**Consegna scritta A:**
Elenca i tipi di opere che, secondo il testo sulla mostra Campo argentino, compongono l'esposizione.

**Testo estratto:**
■ ■ ■ ■
Campo argentino, una serie di tavole, un dittico su tela, una videoinstallazione e una panchina-scultura. Tutto e' parte dall’installazione progettata e realizzata sei anni fa nell'hacienda argentina Las Mercedes, esperienza qui narrata.
Campo argentino
a cura di Raffaella Guidobono
L’Union presenta la prima mostra personale di Sandro Mele a Roma e accosta
una serie di tavole, un dittico su tela, una videoinstallazione e una
panchina-scultura, collocati dentro l’humus dove e' nata
l’esperienza sudamericana qui narrata. La consistenza del suolo in
galleria e' terrosa quanto basta per testare l’affondo del passo dentro un
campo. Il lavoro risulta ricettivo e attivo al contempo, fronteggia i
propri interlocutori e cala gli astanti dentro un equilibrio in grado di
contrapporre alla pulizia dell’opera levigata gli elementi ricchi di
materia grezza del luogo da cui sono tratti. Incorpora terra aria e sole e
restituisce pittura. Contrappone armonia e fatica, fonde purezza dello
sguardo e confidenza.
Tutto parte dall’installazione progettata e
realizzata sei anni fa nell’hacienda argentina Las Mercedes, a
undicimilacinquecentoquaranta Km di distanza da Roma, dove l’artista vive.
Halcon Blanco e' una fantastica tenuta a nord di Buenos Aires dove la
grande scultura-logo di cemento ha sancito la collaborazione con il gruppo
Minimono, da sempre sodale e vicino negli intenti, il cui segno grafico
era gia' apparso e appare in tutte le sue opere. L’autorizzazione a
prendere ad un certo punto il logo Minimono per i propri interventi e'
stato un segno. Il logo rappresenta una presenza e una ricerca allo stesso
tempo. Nell’idea di Sandro l’opera d’arte attraverso questo simbolo
stabilisce un’interazione con le persone. L’installazione nel campo
argentino risale al 2000 ed e' stata anch’essa un progetto
collettivo con gli abitanti dell’instancia, ovvero i gauchos che vivono e
lavorano la'. Nei ritratti di Molina, Zulma e Rulo ripresi nel 2005,
ritroviamo l’idea di collaborazione che sta alla base di ogni nuova serie.
■ ■ ■ ■
**Elenco di riferimento:**
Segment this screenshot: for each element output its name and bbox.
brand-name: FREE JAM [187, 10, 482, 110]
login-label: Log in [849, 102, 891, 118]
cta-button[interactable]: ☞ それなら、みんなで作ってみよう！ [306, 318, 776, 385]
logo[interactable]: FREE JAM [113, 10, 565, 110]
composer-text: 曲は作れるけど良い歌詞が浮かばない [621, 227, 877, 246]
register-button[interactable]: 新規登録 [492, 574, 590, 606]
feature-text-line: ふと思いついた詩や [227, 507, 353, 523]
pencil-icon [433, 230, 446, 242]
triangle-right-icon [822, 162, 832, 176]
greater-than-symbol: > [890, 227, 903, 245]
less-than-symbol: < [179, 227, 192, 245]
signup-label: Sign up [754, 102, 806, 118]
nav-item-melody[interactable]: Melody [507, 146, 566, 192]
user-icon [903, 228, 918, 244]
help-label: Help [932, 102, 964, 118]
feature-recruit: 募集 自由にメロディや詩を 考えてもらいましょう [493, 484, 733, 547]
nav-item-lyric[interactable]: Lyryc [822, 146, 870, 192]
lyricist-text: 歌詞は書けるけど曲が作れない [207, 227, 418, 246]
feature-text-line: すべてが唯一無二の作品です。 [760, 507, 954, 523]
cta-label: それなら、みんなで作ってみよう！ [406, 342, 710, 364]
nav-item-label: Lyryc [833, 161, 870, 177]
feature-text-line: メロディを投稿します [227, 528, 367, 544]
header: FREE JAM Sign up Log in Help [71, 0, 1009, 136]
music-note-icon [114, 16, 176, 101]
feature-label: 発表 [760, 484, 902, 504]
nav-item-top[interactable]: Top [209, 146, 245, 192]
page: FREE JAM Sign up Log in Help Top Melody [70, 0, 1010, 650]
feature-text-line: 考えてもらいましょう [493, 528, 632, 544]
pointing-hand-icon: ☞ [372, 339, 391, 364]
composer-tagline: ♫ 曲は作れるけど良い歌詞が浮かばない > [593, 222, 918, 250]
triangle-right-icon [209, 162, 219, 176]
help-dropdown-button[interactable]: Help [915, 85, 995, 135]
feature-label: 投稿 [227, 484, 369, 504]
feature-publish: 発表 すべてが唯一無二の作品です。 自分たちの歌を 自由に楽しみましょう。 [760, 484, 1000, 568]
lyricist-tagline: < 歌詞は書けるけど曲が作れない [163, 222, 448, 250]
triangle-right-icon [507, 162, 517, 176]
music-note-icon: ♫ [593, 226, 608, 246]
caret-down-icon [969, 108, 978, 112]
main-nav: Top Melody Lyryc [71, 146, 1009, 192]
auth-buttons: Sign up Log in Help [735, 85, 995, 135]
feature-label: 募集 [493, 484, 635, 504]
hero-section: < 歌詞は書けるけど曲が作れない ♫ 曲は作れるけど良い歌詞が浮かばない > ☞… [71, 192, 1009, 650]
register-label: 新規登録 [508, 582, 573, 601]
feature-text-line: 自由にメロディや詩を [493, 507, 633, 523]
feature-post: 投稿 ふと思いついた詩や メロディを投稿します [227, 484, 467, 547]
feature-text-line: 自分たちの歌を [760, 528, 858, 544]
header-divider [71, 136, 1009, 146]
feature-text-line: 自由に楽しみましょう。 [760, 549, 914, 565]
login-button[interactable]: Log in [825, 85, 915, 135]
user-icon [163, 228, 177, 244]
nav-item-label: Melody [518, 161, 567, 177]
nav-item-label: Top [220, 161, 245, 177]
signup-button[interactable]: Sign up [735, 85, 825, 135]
■ ■ ■ ■
**Consegna scritta B:**
Riporta soltanto la parte dell'elenco che va dall'inizio fino alla riga contenente "composer-text: 曲は作れるけど良い歌詞が浮かばない [621, 227, 877, 246]", inclusa, sostituendo "FREE JAM" con "OPEN JAM" e lasciando invariato tutto il resto.

**Risposta corretta A:**
- una serie di tavole
- un dittico su tela
- una videoinstallazione
- una panchina-scultura

**Risposta corretta B:**
Segment this screenshot: for each element output its name and bbox.
brand-name: OPEN JAM [187, 10, 482, 110]
login-label: Log in [849, 102, 891, 118]
cta-button[interactable]: ☞ それなら、みんなで作ってみよう！ [306, 318, 776, 385]
logo[interactable]: OPEN JAM [113, 10, 565, 110]
composer-text: 曲は作れるけど良い歌詞が浮かばない [621, 227, 877, 246]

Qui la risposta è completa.